[Begin]
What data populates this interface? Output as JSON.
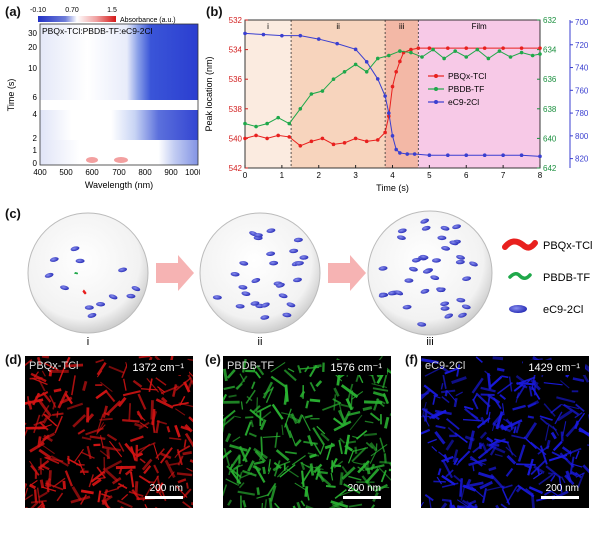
{
  "panel_labels": [
    "(a)",
    "(b)",
    "(c)",
    "(d)",
    "(e)",
    "(f)"
  ],
  "panel_a": {
    "title": "PBQx-TCl:PBDB-TF:eC9-2Cl",
    "colorbar_ticks": [
      "-0.10",
      "0.70",
      "1.5"
    ],
    "colorbar_label": "Absorbance (a.u.)",
    "xlabel": "Wavelength (nm)",
    "ylabel": "Time (s)",
    "xticks": [
      "400",
      "500",
      "600",
      "700",
      "800",
      "900",
      "1000"
    ],
    "yticks": [
      "30",
      "20",
      "10",
      "6",
      "4",
      "2",
      "1",
      "0"
    ]
  },
  "panel_c": {
    "stage_labels": [
      "i",
      "ii",
      "iii"
    ],
    "legend": [
      "PBQx-TCl",
      "PBDB-TF",
      "eC9-2Cl"
    ],
    "colors": {
      "PBQx-TCl": "#e8201e",
      "PBDB-TF": "#1fa84a",
      "eC9-2Cl": "#3a3fd0"
    }
  },
  "images": [
    {
      "material": "PBQx-TCl",
      "wavenumber": "1372 cm⁻¹",
      "scale": "200 nm",
      "color": "#d41414"
    },
    {
      "material": "PBDB-TF",
      "wavenumber": "1576 cm⁻¹",
      "scale": "200 nm",
      "color": "#2ab232"
    },
    {
      "material": "eC9-2Cl",
      "wavenumber": "1429 cm⁻¹",
      "scale": "200 nm",
      "color": "#1a1ae0"
    }
  ],
  "chart_data": [
    {
      "type": "heatmap",
      "xlabel": "Wavelength (nm)",
      "ylabel": "Time (s)",
      "xlim": [
        400,
        1000
      ],
      "ylim": [
        0,
        30
      ],
      "colorbar": {
        "min": -0.1,
        "mid": 0.7,
        "max": 1.5,
        "label": "Absorbance (a.u.)"
      },
      "title": "PBQx-TCl:PBDB-TF:eC9-2Cl"
    },
    {
      "type": "line",
      "xlabel": "Time (s)",
      "ylabel": "Peak location (nm)",
      "xlim": [
        0,
        8
      ],
      "ylim_left": [
        532,
        542
      ],
      "ylim_right_1": [
        632,
        642
      ],
      "ylim_right_2": [
        700,
        830
      ],
      "xticks": [
        0,
        1,
        2,
        3,
        4,
        5,
        6,
        7,
        8
      ],
      "yticks_left": [
        532,
        534,
        536,
        538,
        540,
        542
      ],
      "yticks_right_1": [
        632,
        634,
        636,
        638,
        640,
        642
      ],
      "yticks_right_2": [
        700,
        720,
        740,
        760,
        780,
        800,
        820
      ],
      "stages": [
        {
          "label": "i",
          "from": 0,
          "to": 1.25,
          "color": "#fbebe0"
        },
        {
          "label": "ii",
          "from": 1.25,
          "to": 3.8,
          "color": "#f7d4bd"
        },
        {
          "label": "iii",
          "from": 3.8,
          "to": 4.7,
          "color": "#f3b8a6"
        },
        {
          "label": "Film",
          "from": 4.7,
          "to": 8,
          "color": "#f7c9e7"
        }
      ],
      "series": [
        {
          "name": "PBQx-TCl",
          "axis": "left",
          "color": "#e8201e",
          "x": [
            0.0,
            0.3,
            0.6,
            0.9,
            1.2,
            1.5,
            1.8,
            2.1,
            2.4,
            2.7,
            3.0,
            3.3,
            3.6,
            3.8,
            3.9,
            4.0,
            4.1,
            4.2,
            4.3,
            4.5,
            4.7,
            5.0,
            5.5,
            6.0,
            6.5,
            7.0,
            7.5,
            8.0
          ],
          "y": [
            540.0,
            539.8,
            540.0,
            539.8,
            539.9,
            540.5,
            540.2,
            540.0,
            540.4,
            540.3,
            540.0,
            540.2,
            540.1,
            539.6,
            538.5,
            536.5,
            535.5,
            534.8,
            534.2,
            534.0,
            533.9,
            533.9,
            533.9,
            533.9,
            533.9,
            533.9,
            533.9,
            533.9
          ]
        },
        {
          "name": "PBDB-TF",
          "axis": "right_1",
          "color": "#1fa84a",
          "x": [
            0.0,
            0.3,
            0.6,
            0.9,
            1.2,
            1.5,
            1.8,
            2.1,
            2.4,
            2.7,
            3.0,
            3.3,
            3.6,
            3.9,
            4.2,
            4.5,
            4.8,
            5.1,
            5.4,
            5.7,
            6.0,
            6.3,
            6.6,
            6.9,
            7.2,
            7.5,
            7.8,
            8.0
          ],
          "y": [
            639.0,
            639.2,
            639.0,
            638.6,
            639.0,
            638.0,
            637.0,
            636.8,
            636.0,
            635.5,
            635.0,
            635.5,
            634.6,
            634.4,
            634.1,
            634.2,
            634.5,
            634.0,
            634.6,
            634.1,
            634.5,
            634.0,
            634.6,
            634.1,
            634.5,
            634.2,
            634.4,
            634.3
          ]
        },
        {
          "name": "eC9-2Cl",
          "axis": "right_2",
          "color": "#3a3fd0",
          "x": [
            0.0,
            0.5,
            1.0,
            1.5,
            2.0,
            2.5,
            3.0,
            3.3,
            3.6,
            3.8,
            3.9,
            4.0,
            4.1,
            4.2,
            4.4,
            4.6,
            5.0,
            5.5,
            6.0,
            6.5,
            7.0,
            7.5,
            8.0
          ],
          "y": [
            710,
            711,
            712,
            712,
            715,
            719,
            724,
            735,
            750,
            765,
            780,
            800,
            812,
            815,
            816,
            816,
            817,
            817,
            817,
            817,
            817,
            817,
            818
          ]
        }
      ]
    }
  ]
}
[End]
▶ **YOUR INSTRUCTIONS**
Identify every line above that includes the word "Time", and show those lines.

▶ **COMPLETE ANSWER**
    "ylabel": "Time (s)",
      "ylabel": "Time (s)",
      "xlabel": "Time (s)",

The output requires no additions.